> [JOB]: Of all the lines in the records below, how many hold the word "SCHOOL"? Give the number alone.

Start of DATA SHOWN

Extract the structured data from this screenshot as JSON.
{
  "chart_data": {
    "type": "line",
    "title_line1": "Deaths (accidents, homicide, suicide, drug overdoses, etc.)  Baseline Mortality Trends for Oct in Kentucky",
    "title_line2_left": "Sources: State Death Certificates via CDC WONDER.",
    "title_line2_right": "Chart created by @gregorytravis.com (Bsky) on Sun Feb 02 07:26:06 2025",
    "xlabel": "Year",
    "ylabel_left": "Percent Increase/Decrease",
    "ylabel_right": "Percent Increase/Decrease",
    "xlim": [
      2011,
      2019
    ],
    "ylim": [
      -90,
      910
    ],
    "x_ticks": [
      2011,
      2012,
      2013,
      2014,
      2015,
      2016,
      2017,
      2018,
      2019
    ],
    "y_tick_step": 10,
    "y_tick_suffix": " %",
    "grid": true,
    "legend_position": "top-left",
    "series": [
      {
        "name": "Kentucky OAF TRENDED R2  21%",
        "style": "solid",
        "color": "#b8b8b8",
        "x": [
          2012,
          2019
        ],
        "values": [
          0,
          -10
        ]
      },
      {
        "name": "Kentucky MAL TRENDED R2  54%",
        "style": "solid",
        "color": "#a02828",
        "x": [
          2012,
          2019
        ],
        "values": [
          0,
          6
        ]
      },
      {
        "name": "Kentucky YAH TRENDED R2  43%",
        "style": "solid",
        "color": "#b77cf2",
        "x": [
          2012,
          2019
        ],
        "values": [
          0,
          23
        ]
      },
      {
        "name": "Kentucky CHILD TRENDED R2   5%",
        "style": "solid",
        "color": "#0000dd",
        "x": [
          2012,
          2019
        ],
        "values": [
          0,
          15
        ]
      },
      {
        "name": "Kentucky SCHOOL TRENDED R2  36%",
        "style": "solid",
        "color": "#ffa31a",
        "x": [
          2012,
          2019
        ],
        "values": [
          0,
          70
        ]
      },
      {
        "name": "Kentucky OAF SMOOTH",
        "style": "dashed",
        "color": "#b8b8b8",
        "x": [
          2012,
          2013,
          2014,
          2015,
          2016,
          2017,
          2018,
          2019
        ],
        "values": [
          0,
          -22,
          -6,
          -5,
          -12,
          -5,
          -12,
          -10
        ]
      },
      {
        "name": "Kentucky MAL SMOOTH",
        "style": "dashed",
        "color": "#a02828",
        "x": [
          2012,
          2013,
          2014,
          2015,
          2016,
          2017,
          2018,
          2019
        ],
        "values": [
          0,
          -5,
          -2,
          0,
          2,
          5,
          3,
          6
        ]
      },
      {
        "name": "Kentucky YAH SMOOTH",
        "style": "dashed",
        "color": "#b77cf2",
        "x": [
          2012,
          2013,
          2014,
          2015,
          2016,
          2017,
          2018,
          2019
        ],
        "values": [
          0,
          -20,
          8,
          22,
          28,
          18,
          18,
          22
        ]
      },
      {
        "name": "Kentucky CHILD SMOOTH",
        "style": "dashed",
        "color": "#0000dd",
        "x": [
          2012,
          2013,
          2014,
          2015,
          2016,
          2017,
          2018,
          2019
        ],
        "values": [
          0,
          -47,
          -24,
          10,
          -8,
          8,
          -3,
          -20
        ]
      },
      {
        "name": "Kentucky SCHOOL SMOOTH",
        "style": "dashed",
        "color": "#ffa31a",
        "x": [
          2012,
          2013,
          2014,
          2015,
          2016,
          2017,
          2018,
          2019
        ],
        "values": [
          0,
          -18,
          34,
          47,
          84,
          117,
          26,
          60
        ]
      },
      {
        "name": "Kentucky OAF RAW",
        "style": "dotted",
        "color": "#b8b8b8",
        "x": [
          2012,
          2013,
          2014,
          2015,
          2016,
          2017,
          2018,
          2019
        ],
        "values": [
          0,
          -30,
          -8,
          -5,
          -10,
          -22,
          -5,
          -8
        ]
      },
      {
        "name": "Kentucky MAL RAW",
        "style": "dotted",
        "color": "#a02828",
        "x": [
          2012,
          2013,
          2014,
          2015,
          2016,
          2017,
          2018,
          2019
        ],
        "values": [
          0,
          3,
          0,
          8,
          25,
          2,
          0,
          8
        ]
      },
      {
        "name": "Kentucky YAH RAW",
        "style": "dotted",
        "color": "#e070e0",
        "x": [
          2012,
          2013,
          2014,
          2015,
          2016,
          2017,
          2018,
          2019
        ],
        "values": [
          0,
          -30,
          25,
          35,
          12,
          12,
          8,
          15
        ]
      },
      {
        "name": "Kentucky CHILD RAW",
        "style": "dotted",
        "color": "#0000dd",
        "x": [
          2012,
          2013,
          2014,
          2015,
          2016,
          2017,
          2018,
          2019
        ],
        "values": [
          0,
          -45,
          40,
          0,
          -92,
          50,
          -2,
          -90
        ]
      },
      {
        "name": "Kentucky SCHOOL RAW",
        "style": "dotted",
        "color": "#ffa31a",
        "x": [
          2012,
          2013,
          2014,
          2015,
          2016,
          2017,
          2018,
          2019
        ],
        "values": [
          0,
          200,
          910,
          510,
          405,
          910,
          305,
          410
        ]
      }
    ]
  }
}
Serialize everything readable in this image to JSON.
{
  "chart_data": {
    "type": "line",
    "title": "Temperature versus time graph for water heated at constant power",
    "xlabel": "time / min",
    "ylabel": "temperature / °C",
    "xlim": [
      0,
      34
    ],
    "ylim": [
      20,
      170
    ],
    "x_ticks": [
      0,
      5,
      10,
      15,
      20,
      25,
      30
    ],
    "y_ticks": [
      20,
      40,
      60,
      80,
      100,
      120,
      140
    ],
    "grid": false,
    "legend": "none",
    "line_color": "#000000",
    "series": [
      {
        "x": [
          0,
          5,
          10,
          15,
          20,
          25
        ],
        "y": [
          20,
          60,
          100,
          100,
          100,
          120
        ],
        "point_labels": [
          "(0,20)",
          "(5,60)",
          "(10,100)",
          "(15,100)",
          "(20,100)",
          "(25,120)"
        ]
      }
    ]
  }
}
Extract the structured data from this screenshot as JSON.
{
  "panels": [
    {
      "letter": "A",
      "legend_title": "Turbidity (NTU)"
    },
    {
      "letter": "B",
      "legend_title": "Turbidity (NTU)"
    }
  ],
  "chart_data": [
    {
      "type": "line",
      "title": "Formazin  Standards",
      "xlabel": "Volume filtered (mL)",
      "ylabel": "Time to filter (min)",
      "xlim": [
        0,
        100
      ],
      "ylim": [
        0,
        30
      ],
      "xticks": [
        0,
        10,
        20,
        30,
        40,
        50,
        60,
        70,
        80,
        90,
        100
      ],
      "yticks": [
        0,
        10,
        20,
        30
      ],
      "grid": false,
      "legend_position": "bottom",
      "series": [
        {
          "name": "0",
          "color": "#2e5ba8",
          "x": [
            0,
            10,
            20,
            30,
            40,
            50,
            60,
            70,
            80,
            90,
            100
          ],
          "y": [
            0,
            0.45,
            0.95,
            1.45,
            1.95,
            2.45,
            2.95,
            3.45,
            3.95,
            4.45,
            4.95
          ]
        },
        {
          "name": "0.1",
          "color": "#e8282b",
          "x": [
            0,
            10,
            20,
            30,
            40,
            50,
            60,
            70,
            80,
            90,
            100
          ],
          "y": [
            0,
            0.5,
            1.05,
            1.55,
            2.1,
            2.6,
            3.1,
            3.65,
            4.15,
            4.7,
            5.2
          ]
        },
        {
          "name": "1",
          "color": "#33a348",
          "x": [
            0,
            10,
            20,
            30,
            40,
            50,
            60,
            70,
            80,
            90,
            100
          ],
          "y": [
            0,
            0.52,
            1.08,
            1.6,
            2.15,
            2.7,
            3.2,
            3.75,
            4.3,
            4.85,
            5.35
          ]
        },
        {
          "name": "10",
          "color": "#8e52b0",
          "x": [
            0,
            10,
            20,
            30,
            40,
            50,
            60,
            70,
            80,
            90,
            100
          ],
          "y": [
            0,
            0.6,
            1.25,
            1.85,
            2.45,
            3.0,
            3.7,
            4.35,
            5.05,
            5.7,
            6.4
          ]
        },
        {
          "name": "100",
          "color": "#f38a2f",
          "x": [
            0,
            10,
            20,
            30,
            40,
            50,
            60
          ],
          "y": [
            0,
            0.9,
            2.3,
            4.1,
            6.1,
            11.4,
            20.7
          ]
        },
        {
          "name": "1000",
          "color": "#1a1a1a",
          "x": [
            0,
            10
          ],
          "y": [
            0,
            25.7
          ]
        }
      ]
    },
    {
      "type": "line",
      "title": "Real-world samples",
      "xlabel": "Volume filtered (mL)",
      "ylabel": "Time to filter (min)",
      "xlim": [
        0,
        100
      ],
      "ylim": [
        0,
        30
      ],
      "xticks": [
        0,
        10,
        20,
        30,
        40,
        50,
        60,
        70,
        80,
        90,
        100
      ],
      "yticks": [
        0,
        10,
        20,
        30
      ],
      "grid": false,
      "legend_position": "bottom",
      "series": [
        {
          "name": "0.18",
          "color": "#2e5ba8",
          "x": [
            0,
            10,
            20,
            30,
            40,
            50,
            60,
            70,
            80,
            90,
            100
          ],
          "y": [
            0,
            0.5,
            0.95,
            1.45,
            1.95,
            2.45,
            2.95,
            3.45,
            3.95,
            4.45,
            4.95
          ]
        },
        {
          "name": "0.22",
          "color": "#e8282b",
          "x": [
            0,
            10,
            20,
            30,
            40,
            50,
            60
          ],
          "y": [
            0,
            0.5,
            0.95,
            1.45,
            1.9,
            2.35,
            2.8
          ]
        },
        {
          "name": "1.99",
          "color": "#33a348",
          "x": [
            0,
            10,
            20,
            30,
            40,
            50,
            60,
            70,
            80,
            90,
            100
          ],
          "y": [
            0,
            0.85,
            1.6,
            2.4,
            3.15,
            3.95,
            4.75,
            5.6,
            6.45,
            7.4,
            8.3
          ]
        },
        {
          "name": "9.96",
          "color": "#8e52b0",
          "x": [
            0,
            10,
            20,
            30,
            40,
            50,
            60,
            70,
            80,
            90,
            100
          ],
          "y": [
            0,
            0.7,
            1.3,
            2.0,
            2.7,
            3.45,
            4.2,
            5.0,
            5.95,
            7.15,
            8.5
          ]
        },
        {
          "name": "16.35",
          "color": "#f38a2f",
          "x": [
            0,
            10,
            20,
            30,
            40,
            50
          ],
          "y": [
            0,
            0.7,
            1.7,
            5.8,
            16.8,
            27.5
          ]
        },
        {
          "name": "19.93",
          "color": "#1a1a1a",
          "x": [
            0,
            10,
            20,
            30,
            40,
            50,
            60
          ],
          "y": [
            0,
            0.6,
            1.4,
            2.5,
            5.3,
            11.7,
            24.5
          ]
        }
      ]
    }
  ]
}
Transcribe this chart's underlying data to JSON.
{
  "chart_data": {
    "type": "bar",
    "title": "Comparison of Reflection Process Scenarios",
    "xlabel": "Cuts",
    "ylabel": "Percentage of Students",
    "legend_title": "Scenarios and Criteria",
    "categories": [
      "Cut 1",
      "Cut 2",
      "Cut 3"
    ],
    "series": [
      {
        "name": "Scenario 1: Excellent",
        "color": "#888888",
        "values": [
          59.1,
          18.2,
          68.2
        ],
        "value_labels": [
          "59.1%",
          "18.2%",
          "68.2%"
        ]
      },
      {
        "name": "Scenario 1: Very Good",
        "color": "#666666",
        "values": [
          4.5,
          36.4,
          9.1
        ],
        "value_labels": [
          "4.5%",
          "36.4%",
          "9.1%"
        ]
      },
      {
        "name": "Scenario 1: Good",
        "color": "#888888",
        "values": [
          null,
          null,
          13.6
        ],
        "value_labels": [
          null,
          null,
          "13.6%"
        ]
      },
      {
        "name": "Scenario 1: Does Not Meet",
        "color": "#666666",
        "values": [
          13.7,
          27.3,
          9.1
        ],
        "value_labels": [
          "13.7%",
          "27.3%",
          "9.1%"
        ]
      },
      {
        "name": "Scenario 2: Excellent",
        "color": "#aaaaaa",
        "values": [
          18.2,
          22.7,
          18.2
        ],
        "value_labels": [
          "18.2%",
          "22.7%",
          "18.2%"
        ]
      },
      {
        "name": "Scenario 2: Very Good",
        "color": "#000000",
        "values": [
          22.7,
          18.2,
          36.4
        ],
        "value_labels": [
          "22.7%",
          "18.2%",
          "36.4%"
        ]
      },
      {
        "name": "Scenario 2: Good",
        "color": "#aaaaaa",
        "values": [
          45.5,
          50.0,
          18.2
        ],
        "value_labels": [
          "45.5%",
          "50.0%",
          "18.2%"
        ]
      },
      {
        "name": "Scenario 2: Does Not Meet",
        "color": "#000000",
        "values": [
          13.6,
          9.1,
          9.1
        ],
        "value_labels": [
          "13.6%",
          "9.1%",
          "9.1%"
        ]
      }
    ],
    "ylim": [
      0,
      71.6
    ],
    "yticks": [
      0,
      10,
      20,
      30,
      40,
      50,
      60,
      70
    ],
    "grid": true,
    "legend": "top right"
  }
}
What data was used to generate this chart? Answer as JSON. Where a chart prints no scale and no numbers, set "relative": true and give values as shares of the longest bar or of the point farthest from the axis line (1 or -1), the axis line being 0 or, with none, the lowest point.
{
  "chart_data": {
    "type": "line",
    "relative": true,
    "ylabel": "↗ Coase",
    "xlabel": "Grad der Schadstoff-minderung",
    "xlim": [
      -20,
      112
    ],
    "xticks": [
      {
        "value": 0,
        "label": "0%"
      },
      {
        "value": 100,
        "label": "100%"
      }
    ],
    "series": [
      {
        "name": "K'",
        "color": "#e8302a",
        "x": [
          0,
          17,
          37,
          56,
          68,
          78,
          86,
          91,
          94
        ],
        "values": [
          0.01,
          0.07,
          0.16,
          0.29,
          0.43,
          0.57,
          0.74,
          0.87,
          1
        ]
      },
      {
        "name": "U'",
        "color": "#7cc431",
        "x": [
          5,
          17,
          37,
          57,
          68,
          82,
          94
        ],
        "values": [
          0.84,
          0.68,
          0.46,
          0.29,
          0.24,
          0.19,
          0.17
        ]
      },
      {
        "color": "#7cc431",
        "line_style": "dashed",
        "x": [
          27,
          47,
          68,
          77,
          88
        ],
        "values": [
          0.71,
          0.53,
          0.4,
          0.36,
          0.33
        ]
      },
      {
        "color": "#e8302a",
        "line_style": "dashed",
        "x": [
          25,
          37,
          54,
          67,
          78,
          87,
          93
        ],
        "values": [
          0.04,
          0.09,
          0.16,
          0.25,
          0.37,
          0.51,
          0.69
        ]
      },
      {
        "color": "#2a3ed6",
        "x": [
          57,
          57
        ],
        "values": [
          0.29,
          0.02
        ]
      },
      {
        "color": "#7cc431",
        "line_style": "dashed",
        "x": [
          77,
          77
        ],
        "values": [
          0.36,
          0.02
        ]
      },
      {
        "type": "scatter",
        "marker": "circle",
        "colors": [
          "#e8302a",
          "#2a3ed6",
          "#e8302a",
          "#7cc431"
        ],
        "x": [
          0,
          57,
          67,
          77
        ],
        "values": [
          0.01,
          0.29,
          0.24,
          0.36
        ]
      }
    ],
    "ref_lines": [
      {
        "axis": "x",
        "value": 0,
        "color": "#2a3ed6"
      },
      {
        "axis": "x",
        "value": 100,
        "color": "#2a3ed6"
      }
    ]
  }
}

End of DATA SHOWN

> [ANSWER TO THIS PROBLEM]: 3